| STATED GOAL |
Look through the records below, count the lines with the word "location", and reply with only the number.

(Dataset records)
[Start]

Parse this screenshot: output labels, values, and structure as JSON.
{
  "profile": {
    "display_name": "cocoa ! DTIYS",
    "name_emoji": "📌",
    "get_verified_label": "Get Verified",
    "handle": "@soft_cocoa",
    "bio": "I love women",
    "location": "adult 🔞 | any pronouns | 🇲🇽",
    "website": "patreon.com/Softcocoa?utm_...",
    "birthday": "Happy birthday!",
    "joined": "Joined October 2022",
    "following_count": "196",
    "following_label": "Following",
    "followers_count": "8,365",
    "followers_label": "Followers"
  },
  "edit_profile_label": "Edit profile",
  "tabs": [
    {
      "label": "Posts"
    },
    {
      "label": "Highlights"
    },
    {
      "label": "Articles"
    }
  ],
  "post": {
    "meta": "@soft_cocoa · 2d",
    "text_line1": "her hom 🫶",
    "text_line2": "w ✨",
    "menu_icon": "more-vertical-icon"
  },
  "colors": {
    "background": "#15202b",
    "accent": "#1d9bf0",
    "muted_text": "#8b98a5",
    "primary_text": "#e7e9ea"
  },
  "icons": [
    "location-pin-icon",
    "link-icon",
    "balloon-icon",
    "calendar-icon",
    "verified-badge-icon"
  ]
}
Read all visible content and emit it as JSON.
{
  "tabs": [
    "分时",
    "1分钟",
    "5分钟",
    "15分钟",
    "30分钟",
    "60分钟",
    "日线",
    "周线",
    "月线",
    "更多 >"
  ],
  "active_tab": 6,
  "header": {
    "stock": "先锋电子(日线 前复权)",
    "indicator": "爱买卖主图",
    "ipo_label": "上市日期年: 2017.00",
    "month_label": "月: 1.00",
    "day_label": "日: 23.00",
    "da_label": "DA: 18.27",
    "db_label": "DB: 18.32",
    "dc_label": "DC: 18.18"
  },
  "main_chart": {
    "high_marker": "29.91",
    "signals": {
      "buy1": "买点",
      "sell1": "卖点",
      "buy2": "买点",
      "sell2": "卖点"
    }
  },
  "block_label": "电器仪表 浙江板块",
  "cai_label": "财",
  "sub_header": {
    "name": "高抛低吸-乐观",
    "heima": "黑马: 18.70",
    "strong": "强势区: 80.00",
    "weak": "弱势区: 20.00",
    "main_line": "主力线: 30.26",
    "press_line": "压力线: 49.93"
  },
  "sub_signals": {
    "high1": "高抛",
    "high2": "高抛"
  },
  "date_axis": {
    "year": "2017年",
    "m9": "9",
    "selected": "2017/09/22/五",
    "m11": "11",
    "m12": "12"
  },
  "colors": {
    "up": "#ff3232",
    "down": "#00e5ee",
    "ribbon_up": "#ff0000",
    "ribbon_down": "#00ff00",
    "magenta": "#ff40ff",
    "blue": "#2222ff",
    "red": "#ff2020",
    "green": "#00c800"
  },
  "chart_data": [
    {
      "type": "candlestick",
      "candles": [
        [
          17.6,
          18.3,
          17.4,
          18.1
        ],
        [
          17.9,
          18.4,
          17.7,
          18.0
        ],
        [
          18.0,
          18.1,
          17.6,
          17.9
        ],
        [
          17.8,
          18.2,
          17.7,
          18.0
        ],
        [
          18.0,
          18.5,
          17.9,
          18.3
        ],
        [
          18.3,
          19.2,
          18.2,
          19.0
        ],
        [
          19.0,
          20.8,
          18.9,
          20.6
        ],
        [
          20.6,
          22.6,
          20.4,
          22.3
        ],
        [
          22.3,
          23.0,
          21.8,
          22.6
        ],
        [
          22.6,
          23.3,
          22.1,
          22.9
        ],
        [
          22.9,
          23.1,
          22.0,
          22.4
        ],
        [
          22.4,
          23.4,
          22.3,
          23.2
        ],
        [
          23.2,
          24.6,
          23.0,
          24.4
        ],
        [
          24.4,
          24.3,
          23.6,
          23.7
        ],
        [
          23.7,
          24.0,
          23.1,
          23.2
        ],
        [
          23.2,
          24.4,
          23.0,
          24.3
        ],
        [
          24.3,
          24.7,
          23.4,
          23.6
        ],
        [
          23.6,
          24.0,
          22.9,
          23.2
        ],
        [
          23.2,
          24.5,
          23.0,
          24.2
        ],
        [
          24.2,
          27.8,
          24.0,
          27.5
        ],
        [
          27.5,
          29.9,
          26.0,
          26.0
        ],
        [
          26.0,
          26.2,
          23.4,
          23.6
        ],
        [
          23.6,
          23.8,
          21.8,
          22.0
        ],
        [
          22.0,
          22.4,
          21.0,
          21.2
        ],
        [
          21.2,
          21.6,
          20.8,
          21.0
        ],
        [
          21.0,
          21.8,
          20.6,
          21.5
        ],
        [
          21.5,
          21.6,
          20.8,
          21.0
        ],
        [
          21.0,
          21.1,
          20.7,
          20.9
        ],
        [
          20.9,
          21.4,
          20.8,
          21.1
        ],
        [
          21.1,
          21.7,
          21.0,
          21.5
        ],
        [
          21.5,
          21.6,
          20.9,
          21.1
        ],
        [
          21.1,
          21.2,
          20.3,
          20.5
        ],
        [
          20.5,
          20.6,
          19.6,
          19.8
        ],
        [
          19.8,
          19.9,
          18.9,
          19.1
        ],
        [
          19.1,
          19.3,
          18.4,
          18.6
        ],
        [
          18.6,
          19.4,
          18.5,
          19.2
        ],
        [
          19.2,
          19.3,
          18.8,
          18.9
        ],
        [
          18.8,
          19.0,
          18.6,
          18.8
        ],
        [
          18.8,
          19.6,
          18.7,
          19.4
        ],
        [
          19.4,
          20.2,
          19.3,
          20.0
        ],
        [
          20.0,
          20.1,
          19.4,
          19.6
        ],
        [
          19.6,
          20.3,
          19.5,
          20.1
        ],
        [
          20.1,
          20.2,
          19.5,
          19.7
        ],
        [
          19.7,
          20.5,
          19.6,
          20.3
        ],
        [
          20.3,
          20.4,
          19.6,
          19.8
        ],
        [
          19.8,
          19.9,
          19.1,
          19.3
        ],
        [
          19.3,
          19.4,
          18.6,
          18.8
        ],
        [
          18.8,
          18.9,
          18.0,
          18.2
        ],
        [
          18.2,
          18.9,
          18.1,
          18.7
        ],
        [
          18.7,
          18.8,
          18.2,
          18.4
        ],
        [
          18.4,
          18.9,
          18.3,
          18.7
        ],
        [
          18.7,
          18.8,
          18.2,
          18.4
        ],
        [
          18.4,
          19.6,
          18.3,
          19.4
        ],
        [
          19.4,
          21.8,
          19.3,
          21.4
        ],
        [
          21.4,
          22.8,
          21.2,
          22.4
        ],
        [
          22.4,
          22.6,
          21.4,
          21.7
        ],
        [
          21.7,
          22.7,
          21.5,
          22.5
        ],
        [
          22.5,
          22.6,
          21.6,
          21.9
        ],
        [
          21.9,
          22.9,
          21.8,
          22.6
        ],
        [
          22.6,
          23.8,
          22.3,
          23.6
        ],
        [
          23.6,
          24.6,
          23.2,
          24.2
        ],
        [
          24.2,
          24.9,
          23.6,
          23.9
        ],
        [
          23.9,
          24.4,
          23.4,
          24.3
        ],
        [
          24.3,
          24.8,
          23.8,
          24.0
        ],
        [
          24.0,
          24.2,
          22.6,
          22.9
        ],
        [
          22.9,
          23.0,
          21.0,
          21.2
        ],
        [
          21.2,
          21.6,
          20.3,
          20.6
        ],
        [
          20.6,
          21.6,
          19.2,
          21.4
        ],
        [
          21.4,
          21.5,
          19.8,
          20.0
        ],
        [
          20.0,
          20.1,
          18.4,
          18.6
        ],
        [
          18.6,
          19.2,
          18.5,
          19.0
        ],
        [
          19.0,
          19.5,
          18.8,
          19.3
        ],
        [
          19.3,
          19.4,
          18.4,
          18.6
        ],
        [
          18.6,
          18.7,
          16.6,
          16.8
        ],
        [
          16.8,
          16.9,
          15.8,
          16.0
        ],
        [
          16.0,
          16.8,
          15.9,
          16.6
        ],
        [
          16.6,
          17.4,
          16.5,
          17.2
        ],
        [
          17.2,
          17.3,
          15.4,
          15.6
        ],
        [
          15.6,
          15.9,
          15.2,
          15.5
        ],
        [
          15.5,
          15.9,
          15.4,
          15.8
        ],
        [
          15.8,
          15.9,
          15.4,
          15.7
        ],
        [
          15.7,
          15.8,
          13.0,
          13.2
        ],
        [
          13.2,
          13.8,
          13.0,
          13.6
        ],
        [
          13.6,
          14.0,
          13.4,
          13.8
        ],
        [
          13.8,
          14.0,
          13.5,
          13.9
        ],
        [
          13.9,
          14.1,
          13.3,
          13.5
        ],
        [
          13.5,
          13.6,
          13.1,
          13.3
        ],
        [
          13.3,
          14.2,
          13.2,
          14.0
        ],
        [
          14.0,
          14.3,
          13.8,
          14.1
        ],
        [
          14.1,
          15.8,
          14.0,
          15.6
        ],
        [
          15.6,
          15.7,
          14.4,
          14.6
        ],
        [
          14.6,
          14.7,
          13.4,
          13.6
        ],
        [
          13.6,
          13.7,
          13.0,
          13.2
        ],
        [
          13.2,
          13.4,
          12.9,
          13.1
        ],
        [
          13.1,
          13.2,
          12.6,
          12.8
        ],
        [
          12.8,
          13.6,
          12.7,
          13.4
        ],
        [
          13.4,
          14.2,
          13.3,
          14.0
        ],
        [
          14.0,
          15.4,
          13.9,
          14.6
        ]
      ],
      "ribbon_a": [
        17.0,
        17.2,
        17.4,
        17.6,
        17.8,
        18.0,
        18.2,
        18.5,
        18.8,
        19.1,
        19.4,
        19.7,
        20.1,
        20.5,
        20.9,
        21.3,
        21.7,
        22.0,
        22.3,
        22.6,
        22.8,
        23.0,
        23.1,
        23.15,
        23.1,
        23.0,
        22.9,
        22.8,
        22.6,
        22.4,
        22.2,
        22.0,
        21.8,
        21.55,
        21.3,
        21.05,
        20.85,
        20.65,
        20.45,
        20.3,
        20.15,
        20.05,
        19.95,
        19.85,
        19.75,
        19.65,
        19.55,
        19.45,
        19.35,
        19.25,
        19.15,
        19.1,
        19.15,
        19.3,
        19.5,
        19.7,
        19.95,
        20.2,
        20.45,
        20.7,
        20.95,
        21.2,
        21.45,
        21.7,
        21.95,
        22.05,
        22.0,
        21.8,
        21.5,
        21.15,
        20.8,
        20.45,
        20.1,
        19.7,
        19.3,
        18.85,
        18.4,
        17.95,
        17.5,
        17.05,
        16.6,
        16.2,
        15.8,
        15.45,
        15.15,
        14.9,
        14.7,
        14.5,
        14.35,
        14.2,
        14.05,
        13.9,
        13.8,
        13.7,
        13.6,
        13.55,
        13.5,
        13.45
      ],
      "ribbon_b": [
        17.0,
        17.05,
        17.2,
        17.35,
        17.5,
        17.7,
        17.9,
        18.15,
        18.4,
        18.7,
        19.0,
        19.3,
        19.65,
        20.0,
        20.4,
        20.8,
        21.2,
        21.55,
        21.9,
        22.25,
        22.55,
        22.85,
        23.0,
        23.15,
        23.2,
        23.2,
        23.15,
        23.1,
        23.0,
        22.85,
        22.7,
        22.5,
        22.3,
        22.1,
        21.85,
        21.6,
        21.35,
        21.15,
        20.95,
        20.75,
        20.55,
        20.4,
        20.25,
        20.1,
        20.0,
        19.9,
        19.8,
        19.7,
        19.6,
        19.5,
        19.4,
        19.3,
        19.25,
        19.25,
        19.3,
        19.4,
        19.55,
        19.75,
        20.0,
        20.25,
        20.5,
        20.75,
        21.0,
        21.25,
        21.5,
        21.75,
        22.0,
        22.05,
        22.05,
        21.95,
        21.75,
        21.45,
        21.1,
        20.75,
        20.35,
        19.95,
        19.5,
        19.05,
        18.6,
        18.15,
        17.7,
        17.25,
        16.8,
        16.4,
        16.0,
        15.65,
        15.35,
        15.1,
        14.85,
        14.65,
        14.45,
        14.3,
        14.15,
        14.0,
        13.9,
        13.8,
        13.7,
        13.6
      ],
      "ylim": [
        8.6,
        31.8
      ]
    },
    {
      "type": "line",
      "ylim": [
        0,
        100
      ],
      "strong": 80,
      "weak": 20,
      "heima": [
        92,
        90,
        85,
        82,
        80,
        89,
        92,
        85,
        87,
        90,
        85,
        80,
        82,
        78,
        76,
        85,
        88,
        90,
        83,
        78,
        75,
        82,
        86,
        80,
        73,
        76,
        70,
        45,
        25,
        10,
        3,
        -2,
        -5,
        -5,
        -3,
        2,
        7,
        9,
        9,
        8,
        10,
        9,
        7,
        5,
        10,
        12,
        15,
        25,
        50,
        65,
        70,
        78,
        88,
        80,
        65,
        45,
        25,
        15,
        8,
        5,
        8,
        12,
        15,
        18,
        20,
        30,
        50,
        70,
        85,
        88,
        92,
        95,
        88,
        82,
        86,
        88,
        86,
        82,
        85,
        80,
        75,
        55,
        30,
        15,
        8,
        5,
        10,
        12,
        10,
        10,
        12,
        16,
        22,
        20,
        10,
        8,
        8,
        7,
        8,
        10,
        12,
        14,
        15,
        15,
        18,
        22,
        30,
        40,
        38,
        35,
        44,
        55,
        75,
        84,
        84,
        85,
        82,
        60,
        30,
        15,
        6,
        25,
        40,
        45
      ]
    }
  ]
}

[End]

| RESPONSE TO THE TASK |
2